* Task to carry out: Reproduce the entries below in full, word for word.

╭─ Exercise material

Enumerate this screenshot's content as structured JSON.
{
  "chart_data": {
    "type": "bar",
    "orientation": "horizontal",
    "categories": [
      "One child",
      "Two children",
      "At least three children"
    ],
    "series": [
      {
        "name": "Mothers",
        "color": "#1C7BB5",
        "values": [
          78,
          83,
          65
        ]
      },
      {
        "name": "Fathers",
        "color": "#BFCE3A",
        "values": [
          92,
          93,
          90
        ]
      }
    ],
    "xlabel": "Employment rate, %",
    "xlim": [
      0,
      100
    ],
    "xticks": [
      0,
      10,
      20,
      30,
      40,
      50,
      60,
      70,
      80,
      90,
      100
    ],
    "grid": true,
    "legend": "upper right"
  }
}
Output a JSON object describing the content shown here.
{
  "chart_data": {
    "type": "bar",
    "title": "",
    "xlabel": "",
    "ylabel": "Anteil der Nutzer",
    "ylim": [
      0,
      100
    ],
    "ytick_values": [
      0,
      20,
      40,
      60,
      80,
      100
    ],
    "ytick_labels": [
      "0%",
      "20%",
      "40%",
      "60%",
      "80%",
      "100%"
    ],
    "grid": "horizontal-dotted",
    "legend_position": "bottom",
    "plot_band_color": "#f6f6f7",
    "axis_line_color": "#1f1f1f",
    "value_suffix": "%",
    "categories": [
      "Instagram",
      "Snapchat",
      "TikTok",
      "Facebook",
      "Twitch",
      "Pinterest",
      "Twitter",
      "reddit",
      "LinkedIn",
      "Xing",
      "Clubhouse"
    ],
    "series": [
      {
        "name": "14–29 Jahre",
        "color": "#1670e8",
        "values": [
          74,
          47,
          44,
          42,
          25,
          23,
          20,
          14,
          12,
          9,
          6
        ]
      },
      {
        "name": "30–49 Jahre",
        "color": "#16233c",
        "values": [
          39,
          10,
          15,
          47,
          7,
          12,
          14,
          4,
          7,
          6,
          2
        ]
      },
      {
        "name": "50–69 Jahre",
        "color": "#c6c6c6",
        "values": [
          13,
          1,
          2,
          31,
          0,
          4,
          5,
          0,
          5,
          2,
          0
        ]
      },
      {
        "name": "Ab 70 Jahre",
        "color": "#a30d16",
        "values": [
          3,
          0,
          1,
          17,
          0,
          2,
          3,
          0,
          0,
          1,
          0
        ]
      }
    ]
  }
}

╰─

* The result:
Enumerate this screenshot's content as structured JSON.
{
  "chart_data": {
    "type": "bar",
    "orientation": "horizontal",
    "categories": [
      "One child",
      "Two children",
      "At least three children"
    ],
    "series": [
      {
        "name": "Mothers",
        "color": "#1C7BB5",
        "values": [
          78,
          83,
          65
        ]
      },
      {
        "name": "Fathers",
        "color": "#BFCE3A",
        "values": [
          92,
          93,
          90
        ]
      }
    ],
    "xlabel": "Employment rate, %",
    "xlim": [
      0,
      100
    ],
    "xticks": [
      0,
      10,
      20,
      30,
      40,
      50,
      60,
      70,
      80,
      90,
      100
    ],
    "grid": true,
    "legend": "upper right"
  }
}
Output a JSON object describing the content shown here.
{
  "chart_data": {
    "type": "bar",
    "title": "",
    "xlabel": "",
    "ylabel": "Anteil der Nutzer",
    "ylim": [
      0,
      100
    ],
    "ytick_values": [
      0,
      20,
      40,
      60,
      80,
      100
    ],
    "ytick_labels": [
      "0%",
      "20%",
      "40%",
      "60%",
      "80%",
      "100%"
    ],
    "grid": "horizontal-dotted",
    "legend_position": "bottom",
    "plot_band_color": "#f6f6f7",
    "axis_line_color": "#1f1f1f",
    "value_suffix": "%",
    "categories": [
      "Instagram",
      "Snapchat",
      "TikTok",
      "Facebook",
      "Twitch",
      "Pinterest",
      "Twitter",
      "reddit",
      "LinkedIn",
      "Xing",
      "Clubhouse"
    ],
    "series": [
      {
        "name": "14–29 Jahre",
        "color": "#1670e8",
        "values": [
          74,
          47,
          44,
          42,
          25,
          23,
          20,
          14,
          12,
          9,
          6
        ]
      },
      {
        "name": "30–49 Jahre",
        "color": "#16233c",
        "values": [
          39,
          10,
          15,
          47,
          7,
          12,
          14,
          4,
          7,
          6,
          2
        ]
      },
      {
        "name": "50–69 Jahre",
        "color": "#c6c6c6",
        "values": [
          13,
          1,
          2,
          31,
          0,
          4,
          5,
          0,
          5,
          2,
          0
        ]
      },
      {
        "name": "Ab 70 Jahre",
        "color": "#a30d16",
        "values": [
          3,
          0,
          1,
          17,
          0,
          2,
          3,
          0,
          0,
          1,
          0
        ]
      }
    ]
  }
}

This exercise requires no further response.